## Records supplied
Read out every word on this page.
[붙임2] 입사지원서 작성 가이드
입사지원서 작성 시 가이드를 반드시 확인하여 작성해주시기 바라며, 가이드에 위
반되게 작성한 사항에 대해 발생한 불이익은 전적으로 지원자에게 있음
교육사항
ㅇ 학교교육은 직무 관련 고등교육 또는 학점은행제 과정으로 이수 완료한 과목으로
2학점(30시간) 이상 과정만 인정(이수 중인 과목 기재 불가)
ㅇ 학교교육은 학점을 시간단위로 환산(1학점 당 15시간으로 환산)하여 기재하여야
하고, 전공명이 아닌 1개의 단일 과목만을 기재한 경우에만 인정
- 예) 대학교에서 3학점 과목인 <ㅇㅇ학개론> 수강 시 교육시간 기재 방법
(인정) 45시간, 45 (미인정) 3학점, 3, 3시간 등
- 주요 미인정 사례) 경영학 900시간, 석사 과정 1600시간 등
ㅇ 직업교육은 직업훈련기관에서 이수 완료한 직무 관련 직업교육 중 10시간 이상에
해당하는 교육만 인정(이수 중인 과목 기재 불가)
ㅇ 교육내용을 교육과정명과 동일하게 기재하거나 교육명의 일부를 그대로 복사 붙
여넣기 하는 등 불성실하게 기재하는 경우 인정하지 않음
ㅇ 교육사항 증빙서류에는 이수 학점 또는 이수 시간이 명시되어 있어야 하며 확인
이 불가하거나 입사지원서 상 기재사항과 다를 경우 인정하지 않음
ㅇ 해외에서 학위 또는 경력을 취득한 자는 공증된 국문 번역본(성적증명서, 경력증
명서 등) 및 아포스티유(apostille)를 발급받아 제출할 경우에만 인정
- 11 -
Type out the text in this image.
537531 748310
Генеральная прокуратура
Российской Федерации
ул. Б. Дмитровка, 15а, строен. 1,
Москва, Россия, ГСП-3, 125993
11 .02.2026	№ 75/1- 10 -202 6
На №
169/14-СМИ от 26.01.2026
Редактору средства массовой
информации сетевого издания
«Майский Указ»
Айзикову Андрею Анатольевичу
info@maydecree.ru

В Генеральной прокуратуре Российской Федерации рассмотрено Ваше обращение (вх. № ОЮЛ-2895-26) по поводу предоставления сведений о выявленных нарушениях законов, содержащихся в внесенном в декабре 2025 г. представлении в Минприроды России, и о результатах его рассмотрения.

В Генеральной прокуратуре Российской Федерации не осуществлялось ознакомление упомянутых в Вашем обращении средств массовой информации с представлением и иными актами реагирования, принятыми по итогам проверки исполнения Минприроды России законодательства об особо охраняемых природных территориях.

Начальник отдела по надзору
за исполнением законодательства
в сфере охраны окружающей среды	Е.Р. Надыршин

## Aim of the exercise
Would you copy out each line exactly as written?

## Response
Read out every word on this page.
[붙임2] 입사지원서 작성 가이드
입사지원서 작성 시 가이드를 반드시 확인하여 작성해주시기 바라며, 가이드에 위
반되게 작성한 사항에 대해 발생한 불이익은 전적으로 지원자에게 있음
교육사항
ㅇ 학교교육은 직무 관련 고등교육 또는 학점은행제 과정으로 이수 완료한 과목으로
2학점(30시간) 이상 과정만 인정(이수 중인 과목 기재 불가)
ㅇ 학교교육은 학점을 시간단위로 환산(1학점 당 15시간으로 환산)하여 기재하여야
하고, 전공명이 아닌 1개의 단일 과목만을 기재한 경우에만 인정
- 예) 대학교에서 3학점 과목인 <ㅇㅇ학개론> 수강 시 교육시간 기재 방법
(인정) 45시간, 45 (미인정) 3학점, 3, 3시간 등
- 주요 미인정 사례) 경영학 900시간, 석사 과정 1600시간 등
ㅇ 직업교육은 직업훈련기관에서 이수 완료한 직무 관련 직업교육 중 10시간 이상에
해당하는 교육만 인정(이수 중인 과목 기재 불가)
ㅇ 교육내용을 교육과정명과 동일하게 기재하거나 교육명의 일부를 그대로 복사 붙
여넣기 하는 등 불성실하게 기재하는 경우 인정하지 않음
ㅇ 교육사항 증빙서류에는 이수 학점 또는 이수 시간이 명시되어 있어야 하며 확인
이 불가하거나 입사지원서 상 기재사항과 다를 경우 인정하지 않음
ㅇ 해외에서 학위 또는 경력을 취득한 자는 공증된 국문 번역본(성적증명서, 경력증
명서 등) 및 아포스티유(apostille)를 발급받아 제출할 경우에만 인정
- 11 -
Type out the text in this image.
537531 748310
Генеральная прокуратура
Российской Федерации
ул. Б. Дмитровка, 15а, строен. 1,
Москва, Россия, ГСП-3, 125993
11 .02.2026	№ 75/1- 10 -202 6
На №
169/14-СМИ от 26.01.2026
Редактору средства массовой
информации сетевого издания
«Майский Указ»
Айзикову Андрею Анатольевичу
info@maydecree.ru

В Генеральной прокуратуре Российской Федерации рассмотрено Ваше обращение (вх. № ОЮЛ-2895-26) по поводу предоставления сведений о выявленных нарушениях законов, содержащихся в внесенном в декабре 2025 г. представлении в Минприроды России, и о результатах его рассмотрения.

В Генеральной прокуратуре Российской Федерации не осуществлялось ознакомление упомянутых в Вашем обращении средств массовой информации с представлением и иными актами реагирования, принятыми по итогам проверки исполнения Минприроды России законодательства об особо охраняемых природных территориях.

Начальник отдела по надзору
за исполнением законодательства
в сфере охраны окружающей среды	Е.Р. Надыршин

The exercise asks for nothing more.